**What is being asked**
List each line of the data that holds the word "this".

**Working data**
** start **
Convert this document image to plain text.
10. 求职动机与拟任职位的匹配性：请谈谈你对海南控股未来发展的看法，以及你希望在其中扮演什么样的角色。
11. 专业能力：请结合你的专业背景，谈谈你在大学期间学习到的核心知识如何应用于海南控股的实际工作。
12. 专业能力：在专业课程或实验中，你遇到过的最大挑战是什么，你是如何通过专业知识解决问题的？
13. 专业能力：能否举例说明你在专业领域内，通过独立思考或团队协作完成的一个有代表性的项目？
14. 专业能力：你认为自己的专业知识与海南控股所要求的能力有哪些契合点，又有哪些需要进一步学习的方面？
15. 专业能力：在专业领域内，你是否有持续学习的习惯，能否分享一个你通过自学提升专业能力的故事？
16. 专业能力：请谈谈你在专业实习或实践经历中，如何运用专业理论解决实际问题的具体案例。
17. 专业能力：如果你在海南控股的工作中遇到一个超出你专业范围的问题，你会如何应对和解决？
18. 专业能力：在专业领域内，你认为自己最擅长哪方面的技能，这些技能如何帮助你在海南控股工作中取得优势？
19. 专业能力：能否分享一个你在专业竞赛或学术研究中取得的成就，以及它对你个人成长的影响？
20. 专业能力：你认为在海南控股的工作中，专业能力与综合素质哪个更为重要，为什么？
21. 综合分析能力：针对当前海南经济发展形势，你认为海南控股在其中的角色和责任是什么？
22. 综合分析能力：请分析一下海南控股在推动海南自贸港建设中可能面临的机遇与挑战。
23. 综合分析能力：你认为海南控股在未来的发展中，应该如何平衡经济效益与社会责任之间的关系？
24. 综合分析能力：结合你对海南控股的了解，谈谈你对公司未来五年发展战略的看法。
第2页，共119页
** end **
** start **
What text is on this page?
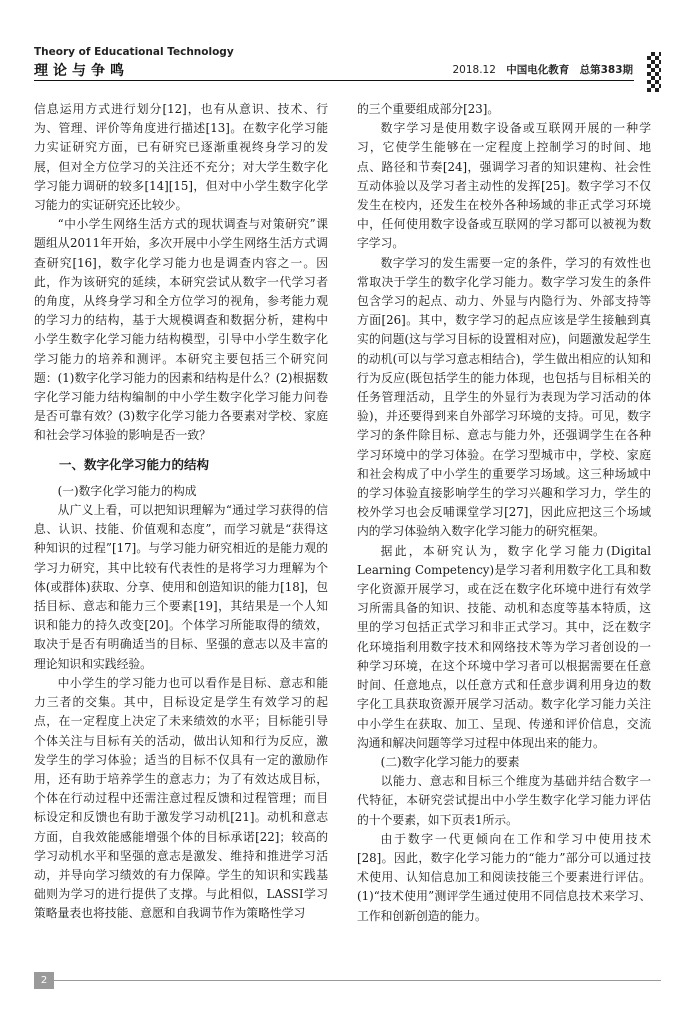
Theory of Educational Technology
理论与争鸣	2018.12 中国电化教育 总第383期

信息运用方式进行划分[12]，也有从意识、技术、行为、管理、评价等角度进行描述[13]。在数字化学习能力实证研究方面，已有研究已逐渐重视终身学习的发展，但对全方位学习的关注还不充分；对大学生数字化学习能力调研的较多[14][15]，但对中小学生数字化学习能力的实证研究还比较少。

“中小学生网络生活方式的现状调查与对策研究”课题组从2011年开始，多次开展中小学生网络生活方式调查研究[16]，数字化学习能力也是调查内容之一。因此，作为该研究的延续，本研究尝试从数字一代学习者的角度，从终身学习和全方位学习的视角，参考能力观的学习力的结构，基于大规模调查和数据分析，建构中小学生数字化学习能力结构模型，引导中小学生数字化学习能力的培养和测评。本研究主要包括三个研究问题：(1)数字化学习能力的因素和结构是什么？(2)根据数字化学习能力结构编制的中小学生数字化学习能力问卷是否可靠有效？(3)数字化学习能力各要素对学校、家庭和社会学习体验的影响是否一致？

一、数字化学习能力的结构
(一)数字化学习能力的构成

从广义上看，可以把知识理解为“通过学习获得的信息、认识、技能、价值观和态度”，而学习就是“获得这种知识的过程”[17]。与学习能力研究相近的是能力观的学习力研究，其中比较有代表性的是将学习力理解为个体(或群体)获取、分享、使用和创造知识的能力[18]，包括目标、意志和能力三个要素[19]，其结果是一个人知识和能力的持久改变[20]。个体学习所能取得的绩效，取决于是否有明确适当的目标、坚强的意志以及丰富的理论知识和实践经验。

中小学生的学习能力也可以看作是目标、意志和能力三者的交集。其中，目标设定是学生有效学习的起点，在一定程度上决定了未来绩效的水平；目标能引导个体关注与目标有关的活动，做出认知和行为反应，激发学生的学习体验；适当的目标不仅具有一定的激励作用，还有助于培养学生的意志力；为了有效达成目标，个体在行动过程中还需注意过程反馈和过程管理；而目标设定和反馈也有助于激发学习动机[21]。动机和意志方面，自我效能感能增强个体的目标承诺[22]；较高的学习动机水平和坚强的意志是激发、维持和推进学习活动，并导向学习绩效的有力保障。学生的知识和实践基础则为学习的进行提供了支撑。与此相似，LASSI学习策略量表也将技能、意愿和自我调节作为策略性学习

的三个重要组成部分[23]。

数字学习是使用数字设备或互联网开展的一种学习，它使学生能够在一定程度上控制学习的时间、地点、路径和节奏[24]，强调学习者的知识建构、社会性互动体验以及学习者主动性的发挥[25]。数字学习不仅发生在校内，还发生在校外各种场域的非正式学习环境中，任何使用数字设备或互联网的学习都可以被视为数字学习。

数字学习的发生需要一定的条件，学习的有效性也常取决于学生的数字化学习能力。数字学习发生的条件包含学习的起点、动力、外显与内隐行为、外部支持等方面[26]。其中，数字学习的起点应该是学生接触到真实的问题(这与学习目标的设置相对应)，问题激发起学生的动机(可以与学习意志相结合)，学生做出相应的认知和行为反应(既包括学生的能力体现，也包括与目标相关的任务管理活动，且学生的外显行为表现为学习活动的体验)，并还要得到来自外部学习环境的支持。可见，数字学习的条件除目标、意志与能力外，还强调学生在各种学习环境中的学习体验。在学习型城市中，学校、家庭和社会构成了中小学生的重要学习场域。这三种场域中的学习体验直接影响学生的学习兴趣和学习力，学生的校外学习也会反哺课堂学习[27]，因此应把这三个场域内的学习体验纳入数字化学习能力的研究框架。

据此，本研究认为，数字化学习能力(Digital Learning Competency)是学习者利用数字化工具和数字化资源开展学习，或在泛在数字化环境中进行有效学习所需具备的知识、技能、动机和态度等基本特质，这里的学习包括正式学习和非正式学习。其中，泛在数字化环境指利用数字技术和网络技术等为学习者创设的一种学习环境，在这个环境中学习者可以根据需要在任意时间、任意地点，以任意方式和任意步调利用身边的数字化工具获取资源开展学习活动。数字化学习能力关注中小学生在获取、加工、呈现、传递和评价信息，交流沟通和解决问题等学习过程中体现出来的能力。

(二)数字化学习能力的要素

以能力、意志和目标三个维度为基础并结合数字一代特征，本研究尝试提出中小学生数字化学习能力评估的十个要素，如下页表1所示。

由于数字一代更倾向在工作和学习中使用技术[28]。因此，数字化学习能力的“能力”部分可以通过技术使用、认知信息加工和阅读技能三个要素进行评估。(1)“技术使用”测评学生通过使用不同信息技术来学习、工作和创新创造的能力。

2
** end **
** start **
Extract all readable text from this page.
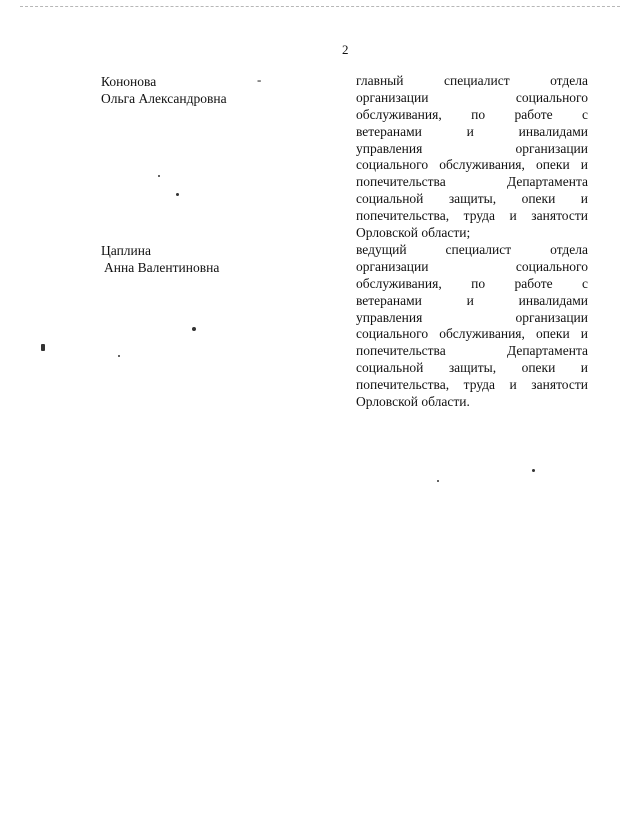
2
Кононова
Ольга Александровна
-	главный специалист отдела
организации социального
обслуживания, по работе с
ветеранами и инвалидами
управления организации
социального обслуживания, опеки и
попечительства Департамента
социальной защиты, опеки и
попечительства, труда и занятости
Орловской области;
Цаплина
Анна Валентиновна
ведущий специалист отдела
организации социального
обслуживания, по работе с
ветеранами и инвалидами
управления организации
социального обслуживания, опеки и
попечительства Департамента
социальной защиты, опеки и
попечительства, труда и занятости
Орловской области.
** end **
**The solution**
Convert this document image to plain text.
What text is on this page?
Extract all readable text from this page.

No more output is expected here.